**GIVEN EXERCISE:** Filter the records below for the word "Указываются". Copy each line that holds it.

**SOURCE MATERIAL:**
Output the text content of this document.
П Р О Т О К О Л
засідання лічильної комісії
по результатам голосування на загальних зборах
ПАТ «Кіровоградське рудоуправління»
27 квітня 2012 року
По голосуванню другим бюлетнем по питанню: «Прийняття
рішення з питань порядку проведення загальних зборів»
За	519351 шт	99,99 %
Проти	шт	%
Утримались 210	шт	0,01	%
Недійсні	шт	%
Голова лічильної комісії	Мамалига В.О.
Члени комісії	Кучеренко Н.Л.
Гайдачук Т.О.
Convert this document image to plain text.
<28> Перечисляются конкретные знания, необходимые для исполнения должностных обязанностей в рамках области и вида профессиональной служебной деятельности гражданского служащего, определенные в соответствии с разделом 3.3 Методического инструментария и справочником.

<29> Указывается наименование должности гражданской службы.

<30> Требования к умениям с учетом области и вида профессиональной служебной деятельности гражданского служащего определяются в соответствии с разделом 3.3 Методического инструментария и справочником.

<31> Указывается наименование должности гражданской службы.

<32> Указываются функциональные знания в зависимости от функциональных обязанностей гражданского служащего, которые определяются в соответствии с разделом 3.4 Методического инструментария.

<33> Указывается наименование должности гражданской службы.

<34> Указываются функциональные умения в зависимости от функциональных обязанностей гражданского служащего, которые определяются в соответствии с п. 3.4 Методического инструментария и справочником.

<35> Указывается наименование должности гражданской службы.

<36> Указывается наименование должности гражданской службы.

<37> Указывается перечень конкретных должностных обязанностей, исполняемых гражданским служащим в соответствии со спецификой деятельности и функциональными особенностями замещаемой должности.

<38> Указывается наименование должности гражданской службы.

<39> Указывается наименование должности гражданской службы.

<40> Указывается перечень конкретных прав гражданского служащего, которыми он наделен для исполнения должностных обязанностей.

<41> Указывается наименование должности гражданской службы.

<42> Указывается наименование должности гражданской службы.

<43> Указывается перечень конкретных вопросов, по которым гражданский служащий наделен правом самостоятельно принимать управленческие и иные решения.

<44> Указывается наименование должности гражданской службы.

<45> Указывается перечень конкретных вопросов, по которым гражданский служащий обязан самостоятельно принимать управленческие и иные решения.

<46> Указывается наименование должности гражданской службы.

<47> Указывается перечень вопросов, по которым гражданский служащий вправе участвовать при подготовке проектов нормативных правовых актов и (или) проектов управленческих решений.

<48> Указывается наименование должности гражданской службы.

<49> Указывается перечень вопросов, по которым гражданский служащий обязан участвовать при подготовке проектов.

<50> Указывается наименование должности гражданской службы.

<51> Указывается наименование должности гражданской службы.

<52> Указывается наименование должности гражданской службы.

**REPLY TO THE TASK:**
<32> Указываются функциональные знания в зависимости от функциональных обязанностей гражданского служащего, которые определяются в соответствии с разделом 3.4 Методического инструментария.
<34> Указываются функциональные умения в зависимости от функциональных обязанностей гражданского служащего, которые определяются в соответствии с п. 3.4 Методического инструментария и справочником.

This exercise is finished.